* **EXERCISE INSTRUCTIONS**
Below are some records. Copy every line in them that holds "JSON".
──────────────────────────────
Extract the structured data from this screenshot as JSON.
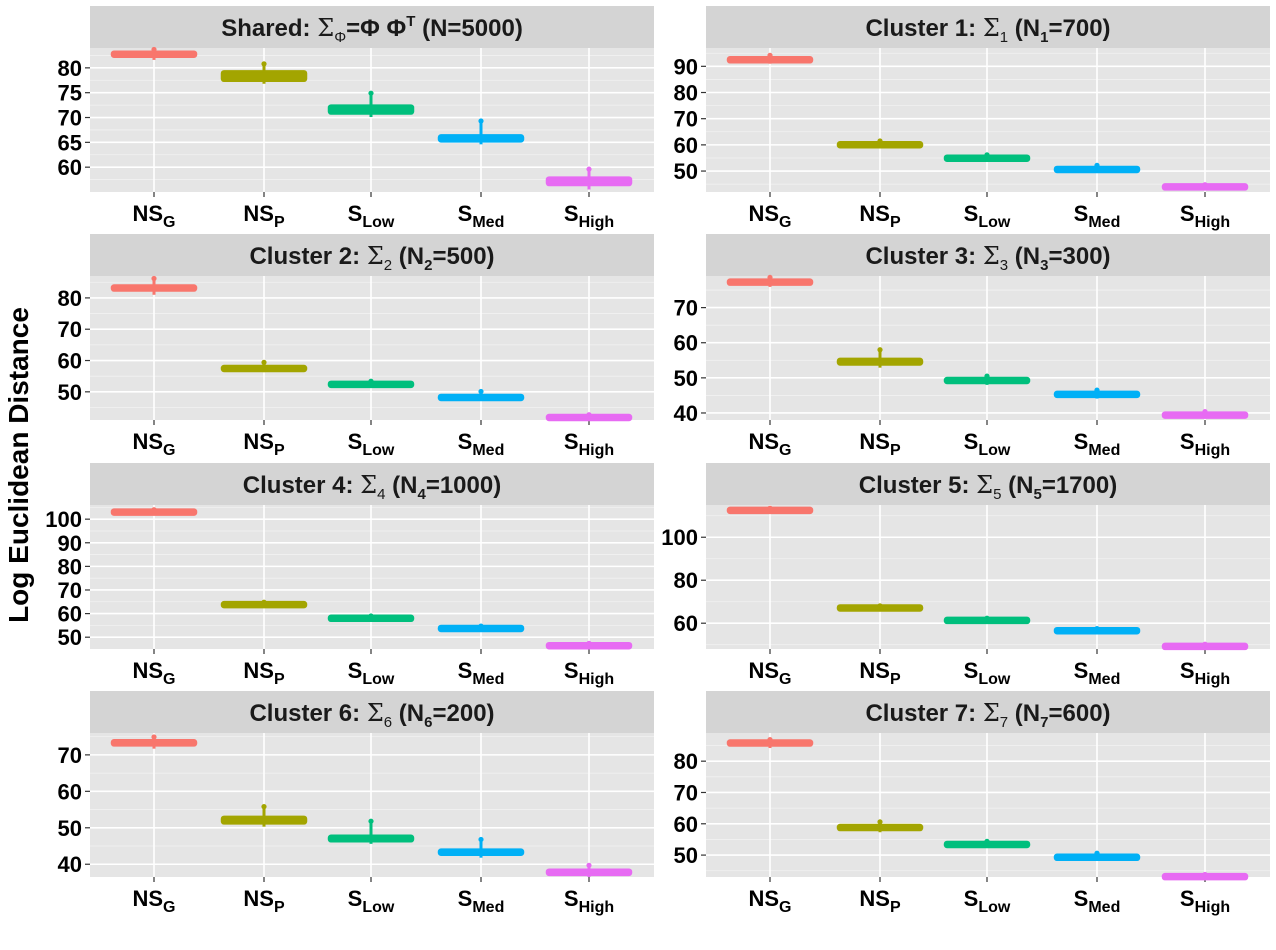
{
  "ylabel": "Log Euclidean Distance",
  "x_categories": [
    {
      "main": "NS",
      "sub": "G"
    },
    {
      "main": "NS",
      "sub": "P"
    },
    {
      "main": "S",
      "sub": "Low"
    },
    {
      "main": "S",
      "sub": "Med"
    },
    {
      "main": "S",
      "sub": "High"
    }
  ],
  "colors": {
    "NS_G": "#f8766d",
    "NS_P": "#a3a500",
    "S_Low": "#00bf7d",
    "S_Med": "#00b0f6",
    "S_High": "#e76bf3"
  },
  "chart_data": [
    {
      "type": "box",
      "strip": {
        "pre": "Shared: ",
        "sym": "Σ",
        "symSub": "Φ",
        "mid": "=Φ Φ",
        "midSup": "T",
        "post": " (N=5000)"
      },
      "ylim": [
        55,
        84
      ],
      "yticks": [
        60,
        65,
        70,
        75,
        80
      ],
      "boxes": [
        {
          "category": "NS_G",
          "q1": 82.4,
          "median": 82.8,
          "q3": 83.1,
          "lo": 81.6,
          "hi": 83.7
        },
        {
          "category": "NS_P",
          "q1": 77.4,
          "median": 78.3,
          "q3": 79.3,
          "lo": 76.8,
          "hi": 80.8
        },
        {
          "category": "S_Low",
          "q1": 70.8,
          "median": 71.6,
          "q3": 72.4,
          "lo": 70.1,
          "hi": 74.9
        },
        {
          "category": "S_Med",
          "q1": 65.2,
          "median": 65.8,
          "q3": 66.4,
          "lo": 64.6,
          "hi": 69.3
        },
        {
          "category": "S_High",
          "q1": 56.4,
          "median": 57.1,
          "q3": 57.9,
          "lo": 55.5,
          "hi": 59.6
        }
      ]
    },
    {
      "type": "box",
      "strip": {
        "pre": "Cluster 1: ",
        "sym": "Σ",
        "symSub": "1",
        "mid": " (N",
        "midSub": "1",
        "post": "=700)"
      },
      "ylim": [
        42,
        97
      ],
      "yticks": [
        50,
        60,
        70,
        80,
        90
      ],
      "boxes": [
        {
          "category": "NS_G",
          "q1": 92.0,
          "median": 92.5,
          "q3": 93.0,
          "lo": 91.0,
          "hi": 94.2
        },
        {
          "category": "NS_P",
          "q1": 59.6,
          "median": 60.0,
          "q3": 60.5,
          "lo": 59.0,
          "hi": 61.5
        },
        {
          "category": "S_Low",
          "q1": 54.4,
          "median": 54.9,
          "q3": 55.4,
          "lo": 53.6,
          "hi": 56.2
        },
        {
          "category": "S_Med",
          "q1": 50.1,
          "median": 50.6,
          "q3": 51.1,
          "lo": 49.6,
          "hi": 52.2
        },
        {
          "category": "S_High",
          "q1": 43.5,
          "median": 44.0,
          "q3": 44.4,
          "lo": 43.0,
          "hi": 44.8
        }
      ]
    },
    {
      "type": "box",
      "strip": {
        "pre": "Cluster 2: ",
        "sym": "Σ",
        "symSub": "2",
        "mid": " (N",
        "midSub": "2",
        "post": "=500)"
      },
      "ylim": [
        41,
        87
      ],
      "yticks": [
        50,
        60,
        70,
        80
      ],
      "boxes": [
        {
          "category": "NS_G",
          "q1": 82.6,
          "median": 83.1,
          "q3": 83.7,
          "lo": 81.0,
          "hi": 86.2
        },
        {
          "category": "NS_P",
          "q1": 56.9,
          "median": 57.4,
          "q3": 58.0,
          "lo": 56.3,
          "hi": 59.4
        },
        {
          "category": "S_Low",
          "q1": 51.9,
          "median": 52.4,
          "q3": 52.9,
          "lo": 51.4,
          "hi": 53.4
        },
        {
          "category": "S_Med",
          "q1": 47.7,
          "median": 48.2,
          "q3": 48.7,
          "lo": 47.2,
          "hi": 50.1
        },
        {
          "category": "S_High",
          "q1": 41.3,
          "median": 41.8,
          "q3": 42.3,
          "lo": 40.9,
          "hi": 42.7
        }
      ]
    },
    {
      "type": "box",
      "strip": {
        "pre": "Cluster 3: ",
        "sym": "Σ",
        "symSub": "3",
        "mid": " (N",
        "midSub": "3",
        "post": "=300)"
      },
      "ylim": [
        38,
        79
      ],
      "yticks": [
        40,
        50,
        60,
        70
      ],
      "boxes": [
        {
          "category": "NS_G",
          "q1": 76.6,
          "median": 77.3,
          "q3": 77.9,
          "lo": 75.9,
          "hi": 78.6
        },
        {
          "category": "NS_P",
          "q1": 53.8,
          "median": 54.6,
          "q3": 55.4,
          "lo": 52.9,
          "hi": 58.0
        },
        {
          "category": "S_Low",
          "q1": 48.6,
          "median": 49.2,
          "q3": 49.9,
          "lo": 48.0,
          "hi": 50.5
        },
        {
          "category": "S_Med",
          "q1": 44.7,
          "median": 45.3,
          "q3": 45.9,
          "lo": 44.1,
          "hi": 46.5
        },
        {
          "category": "S_High",
          "q1": 38.9,
          "median": 39.4,
          "q3": 39.9,
          "lo": 38.4,
          "hi": 40.4
        }
      ]
    },
    {
      "type": "box",
      "strip": {
        "pre": "Cluster 4: ",
        "sym": "Σ",
        "symSub": "4",
        "mid": " (N",
        "midSub": "4",
        "post": "=1000)"
      },
      "ylim": [
        45,
        106
      ],
      "yticks": [
        50,
        60,
        70,
        80,
        90,
        100
      ],
      "boxes": [
        {
          "category": "NS_G",
          "q1": 102.5,
          "median": 103.0,
          "q3": 103.5,
          "lo": 102.0,
          "hi": 104.0
        },
        {
          "category": "NS_P",
          "q1": 63.3,
          "median": 63.8,
          "q3": 64.3,
          "lo": 62.8,
          "hi": 64.8
        },
        {
          "category": "S_Low",
          "q1": 57.5,
          "median": 58.0,
          "q3": 58.5,
          "lo": 57.0,
          "hi": 59.0
        },
        {
          "category": "S_Med",
          "q1": 53.2,
          "median": 53.7,
          "q3": 54.2,
          "lo": 52.7,
          "hi": 54.7
        },
        {
          "category": "S_High",
          "q1": 45.9,
          "median": 46.4,
          "q3": 46.9,
          "lo": 45.4,
          "hi": 47.4
        }
      ]
    },
    {
      "type": "box",
      "strip": {
        "pre": "Cluster 5: ",
        "sym": "Σ",
        "symSub": "5",
        "mid": " (N",
        "midSub": "5",
        "post": "=1700)"
      },
      "ylim": [
        48,
        115
      ],
      "yticks": [
        60,
        80,
        100
      ],
      "boxes": [
        {
          "category": "NS_G",
          "q1": 112.0,
          "median": 112.5,
          "q3": 113.0,
          "lo": 111.5,
          "hi": 113.5
        },
        {
          "category": "NS_P",
          "q1": 66.6,
          "median": 67.1,
          "q3": 67.6,
          "lo": 66.1,
          "hi": 68.1
        },
        {
          "category": "S_Low",
          "q1": 60.8,
          "median": 61.3,
          "q3": 61.8,
          "lo": 60.3,
          "hi": 62.3
        },
        {
          "category": "S_Med",
          "q1": 56.0,
          "median": 56.5,
          "q3": 57.0,
          "lo": 55.0,
          "hi": 57.5
        },
        {
          "category": "S_High",
          "q1": 48.7,
          "median": 49.2,
          "q3": 49.7,
          "lo": 48.2,
          "hi": 50.2
        }
      ]
    },
    {
      "type": "box",
      "strip": {
        "pre": "Cluster 6: ",
        "sym": "Σ",
        "symSub": "6",
        "mid": " (N",
        "midSub": "6",
        "post": "=200)"
      },
      "ylim": [
        36.5,
        76
      ],
      "yticks": [
        40,
        50,
        60,
        70
      ],
      "boxes": [
        {
          "category": "NS_G",
          "q1": 72.6,
          "median": 73.3,
          "q3": 74.0,
          "lo": 71.7,
          "hi": 74.9
        },
        {
          "category": "NS_P",
          "q1": 51.2,
          "median": 52.1,
          "q3": 53.0,
          "lo": 50.3,
          "hi": 55.8
        },
        {
          "category": "S_Low",
          "q1": 46.3,
          "median": 47.0,
          "q3": 47.8,
          "lo": 45.6,
          "hi": 51.8
        },
        {
          "category": "S_Med",
          "q1": 42.6,
          "median": 43.3,
          "q3": 44.0,
          "lo": 41.8,
          "hi": 46.8
        },
        {
          "category": "S_High",
          "q1": 37.1,
          "median": 37.8,
          "q3": 38.5,
          "lo": 36.5,
          "hi": 39.7
        }
      ]
    },
    {
      "type": "box",
      "strip": {
        "pre": "Cluster 7: ",
        "sym": "Σ",
        "symSub": "7",
        "mid": " (N",
        "midSub": "7",
        "post": "=600)"
      },
      "ylim": [
        43,
        89
      ],
      "yticks": [
        50,
        60,
        70,
        80
      ],
      "boxes": [
        {
          "category": "NS_G",
          "q1": 85.3,
          "median": 85.8,
          "q3": 86.3,
          "lo": 84.2,
          "hi": 86.9
        },
        {
          "category": "NS_P",
          "q1": 58.1,
          "median": 58.8,
          "q3": 59.5,
          "lo": 57.3,
          "hi": 60.6
        },
        {
          "category": "S_Low",
          "q1": 52.9,
          "median": 53.4,
          "q3": 53.9,
          "lo": 52.4,
          "hi": 54.4
        },
        {
          "category": "S_Med",
          "q1": 48.8,
          "median": 49.3,
          "q3": 49.8,
          "lo": 48.3,
          "hi": 50.6
        },
        {
          "category": "S_High",
          "q1": 42.6,
          "median": 43.1,
          "q3": 43.6,
          "lo": 42.1,
          "hi": 43.8
        }
      ]
    }
  ]
}
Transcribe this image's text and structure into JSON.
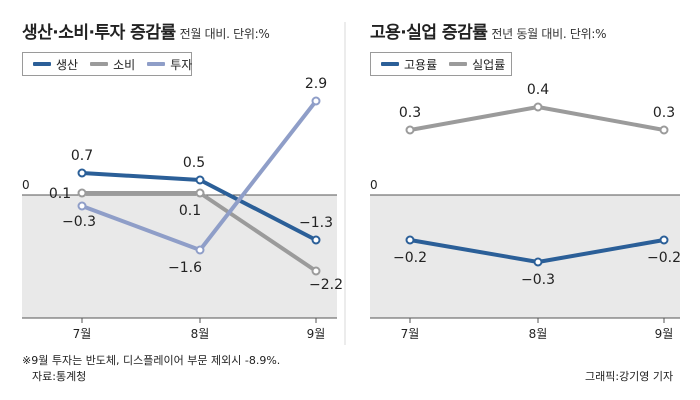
{
  "colors": {
    "production": "#2b5f98",
    "consumption": "#9b9b9b",
    "investment": "#8f9ec8",
    "employment": "#2b5f98",
    "unemployment": "#9b9b9b",
    "negative_band": "#e9e9e9",
    "divider": "#d9d9d9"
  },
  "left_panel": {
    "title": "생산·소비·투자 증감률",
    "subtitle": "전월 대비. 단위:%",
    "legend": [
      "생산",
      "소비",
      "투자"
    ]
  },
  "right_panel": {
    "title": "고용·실업 증감률",
    "subtitle": "전년 동월 대비. 단위:%",
    "legend": [
      "고용률",
      "실업률"
    ]
  },
  "footnote": {
    "note": "※9월 투자는 반도체, 디스플레이어 부문 제외시 -8.9%.",
    "source": "자료:통계청",
    "credit": "그래픽:강기영 기자"
  },
  "chart_data": [
    {
      "type": "line",
      "title": "생산·소비·투자 증감률",
      "subtitle": "전월 대비. 단위:%",
      "categories": [
        "7월",
        "8월",
        "9월"
      ],
      "zero_label": "0",
      "series": [
        {
          "name": "생산",
          "values": [
            0.7,
            0.5,
            -1.3
          ],
          "labels": [
            "0.7",
            "0.5",
            "−1.3"
          ]
        },
        {
          "name": "소비",
          "values": [
            0.1,
            0.1,
            -2.2
          ],
          "labels": [
            "0.1",
            "0.1",
            "−2.2"
          ]
        },
        {
          "name": "투자",
          "values": [
            -0.3,
            -1.6,
            2.9
          ],
          "labels": [
            "−0.3",
            "−1.6",
            "2.9"
          ]
        }
      ],
      "negative_region_shaded": true
    },
    {
      "type": "line",
      "title": "고용·실업 증감률",
      "subtitle": "전년 동월 대비. 단위:%",
      "categories": [
        "7월",
        "8월",
        "9월"
      ],
      "zero_label": "0",
      "series": [
        {
          "name": "고용률",
          "values": [
            -0.2,
            -0.3,
            -0.2
          ],
          "labels": [
            "−0.2",
            "−0.3",
            "−0.2"
          ]
        },
        {
          "name": "실업률",
          "values": [
            0.3,
            0.4,
            0.3
          ],
          "labels": [
            "0.3",
            "0.4",
            "0.3"
          ]
        }
      ],
      "negative_region_shaded": true
    }
  ]
}
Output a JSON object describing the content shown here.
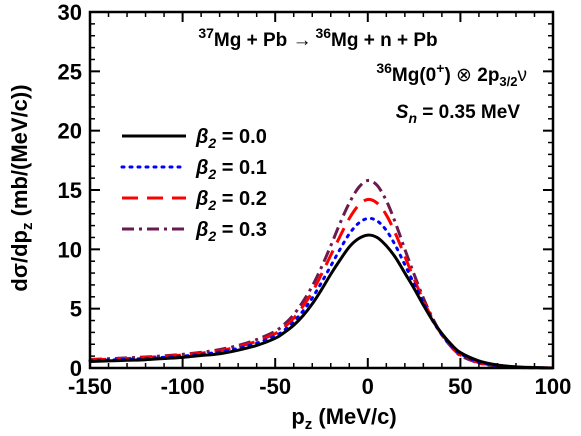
{
  "chart_data": {
    "type": "line",
    "xlabel": {
      "main": "p",
      "sub": "z",
      "rest": " (MeV/c)"
    },
    "ylabel": {
      "p1": "d",
      "sigma": "σ",
      "p2": "/dp",
      "sub": "z",
      "rest": " (mb/(MeV/c))"
    },
    "xlim": [
      -150,
      100
    ],
    "ylim": [
      0,
      30
    ],
    "xticks": [
      -150,
      -100,
      -50,
      0,
      50,
      100
    ],
    "yticks": [
      0,
      5,
      10,
      15,
      20,
      25,
      30
    ],
    "grid": false,
    "legend_position": "center-left",
    "annotations": {
      "reaction": {
        "m1": "37",
        "t1": "Mg + Pb ",
        "arrow": "→",
        "m2": " 36",
        "t2": "Mg + n + Pb"
      },
      "config": {
        "m": "36",
        "t1": "Mg(0",
        "sup": "+",
        "t2": ") ",
        "otimes": "⊗",
        "t3": " 2p",
        "sub": "3/2",
        "nu": "ν"
      },
      "sn": {
        "S": "S",
        "n": "n",
        "rest": " = 0.35 MeV"
      }
    },
    "series": [
      {
        "name": "β2 = 0.0",
        "symbol": "β",
        "sub": "2",
        "value_text": " = 0.0",
        "color": "#000000",
        "dash": "",
        "peak": 11.2,
        "tail": 0.55
      },
      {
        "name": "β2 = 0.1",
        "symbol": "β",
        "sub": "2",
        "value_text": " = 0.1",
        "color": "#0000ff",
        "dash": "2,6",
        "peak": 12.6,
        "tail": 0.62
      },
      {
        "name": "β2 = 0.2",
        "symbol": "β",
        "sub": "2",
        "value_text": " = 0.2",
        "color": "#ff0000",
        "dash": "16,9",
        "peak": 14.2,
        "tail": 0.68
      },
      {
        "name": "β2 = 0.3",
        "symbol": "β",
        "sub": "2",
        "value_text": " = 0.3",
        "color": "#6b1a4f",
        "dash": "12,5,3,5",
        "peak": 15.8,
        "tail": 0.72
      }
    ],
    "x": [
      -150,
      -140,
      -130,
      -120,
      -110,
      -100,
      -90,
      -80,
      -70,
      -60,
      -50,
      -45,
      -40,
      -35,
      -30,
      -25,
      -20,
      -15,
      -10,
      -5,
      0,
      5,
      10,
      15,
      20,
      25,
      30,
      35,
      40,
      45,
      50,
      60,
      70,
      80,
      90,
      100
    ],
    "y": {
      "b0": [
        0.55,
        0.6,
        0.65,
        0.7,
        0.8,
        0.9,
        1.05,
        1.2,
        1.5,
        1.9,
        2.5,
        3.0,
        3.6,
        4.4,
        5.4,
        6.6,
        7.9,
        9.1,
        10.2,
        10.9,
        11.2,
        11.0,
        10.3,
        9.3,
        8.0,
        6.7,
        5.3,
        4.0,
        2.9,
        2.0,
        1.3,
        0.6,
        0.25,
        0.1,
        0.04,
        0.0
      ],
      "b1": [
        0.62,
        0.67,
        0.73,
        0.8,
        0.9,
        1.0,
        1.15,
        1.35,
        1.65,
        2.1,
        2.7,
        3.2,
        3.9,
        4.8,
        5.9,
        7.2,
        8.6,
        10.0,
        11.3,
        12.2,
        12.6,
        12.4,
        11.6,
        10.3,
        8.7,
        7.1,
        5.5,
        4.0,
        2.8,
        1.9,
        1.2,
        0.5,
        0.2,
        0.08,
        0.03,
        0.0
      ],
      "b2": [
        0.68,
        0.74,
        0.8,
        0.88,
        0.98,
        1.1,
        1.25,
        1.45,
        1.8,
        2.25,
        2.9,
        3.45,
        4.2,
        5.2,
        6.4,
        7.9,
        9.5,
        11.1,
        12.6,
        13.7,
        14.2,
        13.9,
        12.9,
        11.3,
        9.4,
        7.5,
        5.7,
        4.1,
        2.8,
        1.8,
        1.1,
        0.45,
        0.17,
        0.06,
        0.02,
        0.0
      ],
      "b3": [
        0.72,
        0.78,
        0.85,
        0.93,
        1.03,
        1.15,
        1.32,
        1.55,
        1.9,
        2.4,
        3.1,
        3.7,
        4.5,
        5.6,
        6.9,
        8.5,
        10.3,
        12.2,
        13.9,
        15.2,
        15.8,
        15.4,
        14.1,
        12.2,
        10.0,
        7.9,
        5.9,
        4.2,
        2.8,
        1.8,
        1.05,
        0.42,
        0.15,
        0.05,
        0.02,
        0.0
      ]
    }
  }
}
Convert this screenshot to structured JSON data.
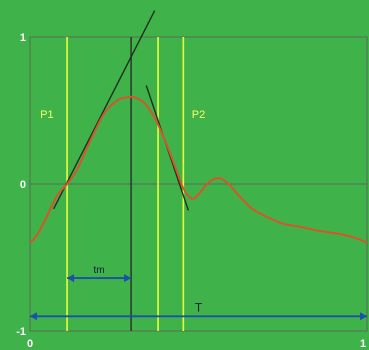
{
  "chart_data": {
    "type": "line",
    "title": "",
    "xlabel": "",
    "ylabel": "",
    "xlim": [
      0,
      1
    ],
    "ylim": [
      -1,
      1
    ],
    "x_ticks": [
      "0",
      "1"
    ],
    "y_ticks": [
      "1",
      "0",
      "-1"
    ],
    "grid": true,
    "background_color": "#3fb34a",
    "curve_color": "#d9532b",
    "series": [
      {
        "x": [
          0.0,
          0.02,
          0.05,
          0.08,
          0.11,
          0.14,
          0.18,
          0.22,
          0.26,
          0.29,
          0.31,
          0.34,
          0.37,
          0.4,
          0.43,
          0.455,
          0.48,
          0.5,
          0.53,
          0.56,
          0.59,
          0.62,
          0.66,
          0.7,
          0.75,
          0.8,
          0.86,
          0.92,
          0.97,
          1.0
        ],
        "y": [
          -0.4,
          -0.35,
          -0.22,
          -0.08,
          0.0,
          0.1,
          0.3,
          0.48,
          0.57,
          0.59,
          0.59,
          0.55,
          0.45,
          0.3,
          0.12,
          -0.03,
          -0.1,
          -0.07,
          0.01,
          0.04,
          0.0,
          -0.08,
          -0.17,
          -0.22,
          -0.27,
          -0.29,
          -0.32,
          -0.34,
          -0.37,
          -0.4
        ]
      }
    ],
    "vertical_lines": [
      {
        "x": 0.11,
        "label": "",
        "color": "#e8ff3a"
      },
      {
        "x": 0.3,
        "label": "",
        "color": "#2c3e2c"
      },
      {
        "x": 0.38,
        "label": "",
        "color": "#e8ff3a"
      },
      {
        "x": 0.455,
        "label": "",
        "color": "#e8ff3a"
      }
    ],
    "tangents": [
      {
        "from": [
          0.07,
          -0.17
        ],
        "to": [
          0.37,
          1.18
        ]
      },
      {
        "from": [
          0.345,
          0.67
        ],
        "to": [
          0.47,
          -0.18
        ]
      }
    ],
    "annotations": [
      {
        "text": "P1",
        "x": 0.03,
        "y": 0.45
      },
      {
        "text": "P2",
        "x": 0.48,
        "y": 0.45
      }
    ],
    "arrows": [
      {
        "label": "tm",
        "x0": 0.11,
        "x1": 0.3,
        "y": -0.64
      },
      {
        "label": "T",
        "x0": 0.0,
        "x1": 1.0,
        "y": -0.9
      }
    ]
  }
}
──────────────────────────────
* **PROBLEM SOLUTION**
Extract the structured data from this screenshot as JSON.
Transcribe this image's text and structure into JSON.
Output a JSON object describing the content shown here.
Convert this screenshot to structured JSON data.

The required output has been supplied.